What you need to do - Reproduce the following material exactly, including every line.

▶

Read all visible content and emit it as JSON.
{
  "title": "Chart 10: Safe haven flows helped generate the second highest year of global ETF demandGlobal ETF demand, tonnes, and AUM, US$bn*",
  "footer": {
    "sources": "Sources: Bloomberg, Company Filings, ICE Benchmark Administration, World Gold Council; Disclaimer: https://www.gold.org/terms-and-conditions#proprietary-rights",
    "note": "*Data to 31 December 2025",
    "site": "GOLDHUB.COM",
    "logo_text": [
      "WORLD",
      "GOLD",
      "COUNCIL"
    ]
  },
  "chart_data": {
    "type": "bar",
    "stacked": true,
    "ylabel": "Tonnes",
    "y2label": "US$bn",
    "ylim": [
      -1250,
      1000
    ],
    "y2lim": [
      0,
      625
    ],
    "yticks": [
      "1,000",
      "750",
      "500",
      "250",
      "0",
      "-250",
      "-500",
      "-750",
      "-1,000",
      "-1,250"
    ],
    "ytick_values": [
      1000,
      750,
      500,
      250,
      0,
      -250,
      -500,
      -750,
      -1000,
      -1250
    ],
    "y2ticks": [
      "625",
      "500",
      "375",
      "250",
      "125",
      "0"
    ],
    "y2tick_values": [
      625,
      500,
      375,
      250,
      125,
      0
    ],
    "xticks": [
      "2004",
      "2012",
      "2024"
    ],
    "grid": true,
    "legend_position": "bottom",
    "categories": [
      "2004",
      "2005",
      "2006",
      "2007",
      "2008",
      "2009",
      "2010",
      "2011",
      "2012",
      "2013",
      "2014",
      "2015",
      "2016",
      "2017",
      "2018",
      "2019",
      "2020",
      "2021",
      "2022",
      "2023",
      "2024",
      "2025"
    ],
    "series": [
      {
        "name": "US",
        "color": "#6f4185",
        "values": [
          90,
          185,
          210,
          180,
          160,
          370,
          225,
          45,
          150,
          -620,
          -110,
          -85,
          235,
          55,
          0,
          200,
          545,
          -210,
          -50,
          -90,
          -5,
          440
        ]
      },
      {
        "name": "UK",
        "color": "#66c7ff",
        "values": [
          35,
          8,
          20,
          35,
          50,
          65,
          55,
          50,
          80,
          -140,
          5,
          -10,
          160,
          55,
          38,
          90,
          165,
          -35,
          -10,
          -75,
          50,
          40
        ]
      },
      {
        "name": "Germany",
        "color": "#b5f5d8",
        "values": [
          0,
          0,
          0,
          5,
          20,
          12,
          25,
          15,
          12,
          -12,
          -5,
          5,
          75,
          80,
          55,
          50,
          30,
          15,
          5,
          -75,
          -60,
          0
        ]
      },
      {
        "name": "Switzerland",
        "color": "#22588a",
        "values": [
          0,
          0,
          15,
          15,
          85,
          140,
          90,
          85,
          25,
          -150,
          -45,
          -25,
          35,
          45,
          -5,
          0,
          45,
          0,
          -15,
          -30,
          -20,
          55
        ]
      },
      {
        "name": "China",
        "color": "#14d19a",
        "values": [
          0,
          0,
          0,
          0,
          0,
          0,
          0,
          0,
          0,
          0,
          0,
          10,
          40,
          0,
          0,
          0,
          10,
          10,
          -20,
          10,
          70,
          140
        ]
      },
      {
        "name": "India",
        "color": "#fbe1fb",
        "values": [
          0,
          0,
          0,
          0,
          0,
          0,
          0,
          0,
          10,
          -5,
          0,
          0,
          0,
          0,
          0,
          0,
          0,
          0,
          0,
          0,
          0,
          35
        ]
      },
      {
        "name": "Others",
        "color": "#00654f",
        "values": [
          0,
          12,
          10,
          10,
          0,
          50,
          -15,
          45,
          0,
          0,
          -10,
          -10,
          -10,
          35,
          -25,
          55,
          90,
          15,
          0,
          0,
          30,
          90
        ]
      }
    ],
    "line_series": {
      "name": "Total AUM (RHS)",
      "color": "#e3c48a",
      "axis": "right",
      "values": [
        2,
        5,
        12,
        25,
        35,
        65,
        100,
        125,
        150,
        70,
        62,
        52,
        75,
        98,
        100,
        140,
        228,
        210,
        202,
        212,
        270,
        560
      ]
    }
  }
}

◀

Correct response -
Read all visible content and emit it as JSON.
{
  "title": "Chart 10: Safe haven flows helped generate the second highest year of global ETF demandGlobal ETF demand, tonnes, and AUM, US$bn*",
  "footer": {
    "sources": "Sources: Bloomberg, Company Filings, ICE Benchmark Administration, World Gold Council; Disclaimer: https://www.gold.org/terms-and-conditions#proprietary-rights",
    "note": "*Data to 31 December 2025",
    "site": "GOLDHUB.COM",
    "logo_text": [
      "WORLD",
      "GOLD",
      "COUNCIL"
    ]
  },
  "chart_data": {
    "type": "bar",
    "stacked": true,
    "ylabel": "Tonnes",
    "y2label": "US$bn",
    "ylim": [
      -1250,
      1000
    ],
    "y2lim": [
      0,
      625
    ],
    "yticks": [
      "1,000",
      "750",
      "500",
      "250",
      "0",
      "-250",
      "-500",
      "-750",
      "-1,000",
      "-1,250"
    ],
    "ytick_values": [
      1000,
      750,
      500,
      250,
      0,
      -250,
      -500,
      -750,
      -1000,
      -1250
    ],
    "y2ticks": [
      "625",
      "500",
      "375",
      "250",
      "125",
      "0"
    ],
    "y2tick_values": [
      625,
      500,
      375,
      250,
      125,
      0
    ],
    "xticks": [
      "2004",
      "2012",
      "2024"
    ],
    "grid": true,
    "legend_position": "bottom",
    "categories": [
      "2004",
      "2005",
      "2006",
      "2007",
      "2008",
      "2009",
      "2010",
      "2011",
      "2012",
      "2013",
      "2014",
      "2015",
      "2016",
      "2017",
      "2018",
      "2019",
      "2020",
      "2021",
      "2022",
      "2023",
      "2024",
      "2025"
    ],
    "series": [
      {
        "name": "US",
        "color": "#6f4185",
        "values": [
          90,
          185,
          210,
          180,
          160,
          370,
          225,
          45,
          150,
          -620,
          -110,
          -85,
          235,
          55,
          0,
          200,
          545,
          -210,
          -50,
          -90,
          -5,
          440
        ]
      },
      {
        "name": "UK",
        "color": "#66c7ff",
        "values": [
          35,
          8,
          20,
          35,
          50,
          65,
          55,
          50,
          80,
          -140,
          5,
          -10,
          160,
          55,
          38,
          90,
          165,
          -35,
          -10,
          -75,
          50,
          40
        ]
      },
      {
        "name": "Germany",
        "color": "#b5f5d8",
        "values": [
          0,
          0,
          0,
          5,
          20,
          12,
          25,
          15,
          12,
          -12,
          -5,
          5,
          75,
          80,
          55,
          50,
          30,
          15,
          5,
          -75,
          -60,
          0
        ]
      },
      {
        "name": "Switzerland",
        "color": "#22588a",
        "values": [
          0,
          0,
          15,
          15,
          85,
          140,
          90,
          85,
          25,
          -150,
          -45,
          -25,
          35,
          45,
          -5,
          0,
          45,
          0,
          -15,
          -30,
          -20,
          55
        ]
      },
      {
        "name": "China",
        "color": "#14d19a",
        "values": [
          0,
          0,
          0,
          0,
          0,
          0,
          0,
          0,
          0,
          0,
          0,
          10,
          40,
          0,
          0,
          0,
          10,
          10,
          -20,
          10,
          70,
          140
        ]
      },
      {
        "name": "India",
        "color": "#fbe1fb",
        "values": [
          0,
          0,
          0,
          0,
          0,
          0,
          0,
          0,
          10,
          -5,
          0,
          0,
          0,
          0,
          0,
          0,
          0,
          0,
          0,
          0,
          0,
          35
        ]
      },
      {
        "name": "Others",
        "color": "#00654f",
        "values": [
          0,
          12,
          10,
          10,
          0,
          50,
          -15,
          45,
          0,
          0,
          -10,
          -10,
          -10,
          35,
          -25,
          55,
          90,
          15,
          0,
          0,
          30,
          90
        ]
      }
    ],
    "line_series": {
      "name": "Total AUM (RHS)",
      "color": "#e3c48a",
      "axis": "right",
      "values": [
        2,
        5,
        12,
        25,
        35,
        65,
        100,
        125,
        150,
        70,
        62,
        52,
        75,
        98,
        100,
        140,
        228,
        210,
        202,
        212,
        270,
        560
      ]
    }
  }
}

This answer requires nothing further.